MATERIAL SUPPLIED.
━━━━━━━━━━━━━━━━━━━━━━━━━━━━━━

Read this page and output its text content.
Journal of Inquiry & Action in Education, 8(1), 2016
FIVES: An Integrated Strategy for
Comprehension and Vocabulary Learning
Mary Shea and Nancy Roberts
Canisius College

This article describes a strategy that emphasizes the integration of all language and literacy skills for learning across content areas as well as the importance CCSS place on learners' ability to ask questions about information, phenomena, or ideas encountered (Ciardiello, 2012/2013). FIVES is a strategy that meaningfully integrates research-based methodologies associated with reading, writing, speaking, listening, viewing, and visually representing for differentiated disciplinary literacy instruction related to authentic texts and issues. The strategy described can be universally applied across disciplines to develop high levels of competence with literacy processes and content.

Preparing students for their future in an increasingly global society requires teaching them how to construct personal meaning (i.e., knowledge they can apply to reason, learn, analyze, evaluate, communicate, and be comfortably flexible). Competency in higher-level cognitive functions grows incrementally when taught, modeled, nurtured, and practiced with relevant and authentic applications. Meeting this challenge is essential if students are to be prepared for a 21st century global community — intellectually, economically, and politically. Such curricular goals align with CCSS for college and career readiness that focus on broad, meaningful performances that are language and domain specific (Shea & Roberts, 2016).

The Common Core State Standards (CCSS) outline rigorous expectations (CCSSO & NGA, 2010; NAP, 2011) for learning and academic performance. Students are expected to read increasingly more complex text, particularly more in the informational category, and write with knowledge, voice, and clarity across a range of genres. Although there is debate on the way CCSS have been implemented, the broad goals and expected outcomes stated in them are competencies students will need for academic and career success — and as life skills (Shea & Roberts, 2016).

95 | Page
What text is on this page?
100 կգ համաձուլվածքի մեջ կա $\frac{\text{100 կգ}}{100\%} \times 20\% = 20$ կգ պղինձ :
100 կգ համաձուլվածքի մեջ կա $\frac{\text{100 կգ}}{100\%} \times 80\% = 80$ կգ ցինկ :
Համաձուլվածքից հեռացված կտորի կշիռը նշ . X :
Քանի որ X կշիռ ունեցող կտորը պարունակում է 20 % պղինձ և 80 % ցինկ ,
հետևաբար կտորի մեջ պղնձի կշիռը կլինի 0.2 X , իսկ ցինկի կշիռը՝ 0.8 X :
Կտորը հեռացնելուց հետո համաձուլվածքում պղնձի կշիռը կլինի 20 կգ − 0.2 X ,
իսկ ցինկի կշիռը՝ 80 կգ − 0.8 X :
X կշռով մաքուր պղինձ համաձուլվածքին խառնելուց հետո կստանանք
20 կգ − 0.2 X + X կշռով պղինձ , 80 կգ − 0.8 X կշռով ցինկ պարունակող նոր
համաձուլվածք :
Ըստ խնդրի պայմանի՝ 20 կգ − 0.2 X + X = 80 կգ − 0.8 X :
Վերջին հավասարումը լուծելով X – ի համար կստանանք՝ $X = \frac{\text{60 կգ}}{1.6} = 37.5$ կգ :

━━━━━━━━━━━━━━━━━━━━━━━━━━━━━━

REQUIRED WORK.
Copy all lines from the listing that contain "հետո".

EXERCISE ANSWER.
Կտորը հեռացնելուց հետո համաձուլվածքում պղնձի կշիռը կլինի 20 կգ − 0.2 X ,
X կշռով մաքուր պղինձ համաձուլվածքին խառնելուց հետո կստանանք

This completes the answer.